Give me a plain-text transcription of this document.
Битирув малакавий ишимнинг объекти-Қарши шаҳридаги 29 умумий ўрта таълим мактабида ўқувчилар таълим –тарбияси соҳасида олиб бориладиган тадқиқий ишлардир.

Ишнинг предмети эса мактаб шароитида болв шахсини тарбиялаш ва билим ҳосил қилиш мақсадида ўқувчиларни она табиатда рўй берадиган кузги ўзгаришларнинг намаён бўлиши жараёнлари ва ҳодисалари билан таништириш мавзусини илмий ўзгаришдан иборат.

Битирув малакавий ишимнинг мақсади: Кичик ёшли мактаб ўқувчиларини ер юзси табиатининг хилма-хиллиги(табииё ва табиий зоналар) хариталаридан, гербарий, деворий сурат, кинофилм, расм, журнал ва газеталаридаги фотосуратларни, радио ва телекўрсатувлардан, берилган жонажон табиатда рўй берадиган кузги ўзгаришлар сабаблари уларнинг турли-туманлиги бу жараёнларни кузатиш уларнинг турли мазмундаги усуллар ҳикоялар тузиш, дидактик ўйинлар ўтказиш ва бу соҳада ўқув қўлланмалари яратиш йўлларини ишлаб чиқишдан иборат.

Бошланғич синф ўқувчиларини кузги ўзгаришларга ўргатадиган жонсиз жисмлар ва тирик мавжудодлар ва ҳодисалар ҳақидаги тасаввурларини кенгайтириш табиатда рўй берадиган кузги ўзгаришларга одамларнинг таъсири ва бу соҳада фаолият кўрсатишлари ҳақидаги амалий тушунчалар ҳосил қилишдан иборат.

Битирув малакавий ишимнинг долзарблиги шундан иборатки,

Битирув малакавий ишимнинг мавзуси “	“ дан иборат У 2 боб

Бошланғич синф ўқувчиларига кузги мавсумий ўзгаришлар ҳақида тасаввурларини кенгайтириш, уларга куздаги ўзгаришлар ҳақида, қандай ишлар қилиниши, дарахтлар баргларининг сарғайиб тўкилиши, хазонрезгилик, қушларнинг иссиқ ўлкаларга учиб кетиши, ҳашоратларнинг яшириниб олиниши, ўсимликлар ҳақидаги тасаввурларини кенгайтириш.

#####

PROMPT:
Produce a verbatim transcription of the entries above.

SOLUTION FOR THIS PROBLEM:
Give me a plain-text transcription of this document.
Битирув малакавий ишимнинг объекти-Қарши шаҳридаги 29 умумий ўрта таълим мактабида ўқувчилар таълим –тарбияси соҳасида олиб бориладиган тадқиқий ишлардир.

Ишнинг предмети эса мактаб шароитида болв шахсини тарбиялаш ва билим ҳосил қилиш мақсадида ўқувчиларни она табиатда рўй берадиган кузги ўзгаришларнинг намаён бўлиши жараёнлари ва ҳодисалари билан таништириш мавзусини илмий ўзгаришдан иборат.

Битирув малакавий ишимнинг мақсади: Кичик ёшли мактаб ўқувчиларини ер юзси табиатининг хилма-хиллиги(табииё ва табиий зоналар) хариталаридан, гербарий, деворий сурат, кинофилм, расм, журнал ва газеталаридаги фотосуратларни, радио ва телекўрсатувлардан, берилган жонажон табиатда рўй берадиган кузги ўзгаришлар сабаблари уларнинг турли-туманлиги бу жараёнларни кузатиш уларнинг турли мазмундаги усуллар ҳикоялар тузиш, дидактик ўйинлар ўтказиш ва бу соҳада ўқув қўлланмалари яратиш йўлларини ишлаб чиқишдан иборат.

Бошланғич синф ўқувчиларини кузги ўзгаришларга ўргатадиган жонсиз жисмлар ва тирик мавжудодлар ва ҳодисалар ҳақидаги тасаввурларини кенгайтириш табиатда рўй берадиган кузги ўзгаришларга одамларнинг таъсири ва бу соҳада фаолият кўрсатишлари ҳақидаги амалий тушунчалар ҳосил қилишдан иборат.

Битирув малакавий ишимнинг долзарблиги шундан иборатки,

Битирув малакавий ишимнинг мавзуси “	“ дан иборат У 2 боб

Бошланғич синф ўқувчиларига кузги мавсумий ўзгаришлар ҳақида тасаввурларини кенгайтириш, уларга куздаги ўзгаришлар ҳақида, қандай ишлар қилиниши, дарахтлар баргларининг сарғайиб тўкилиши, хазонрезгилик, қушларнинг иссиқ ўлкаларга учиб кетиши, ҳашоратларнинг яшириниб олиниши, ўсимликлар ҳақидаги тасаввурларини кенгайтириш.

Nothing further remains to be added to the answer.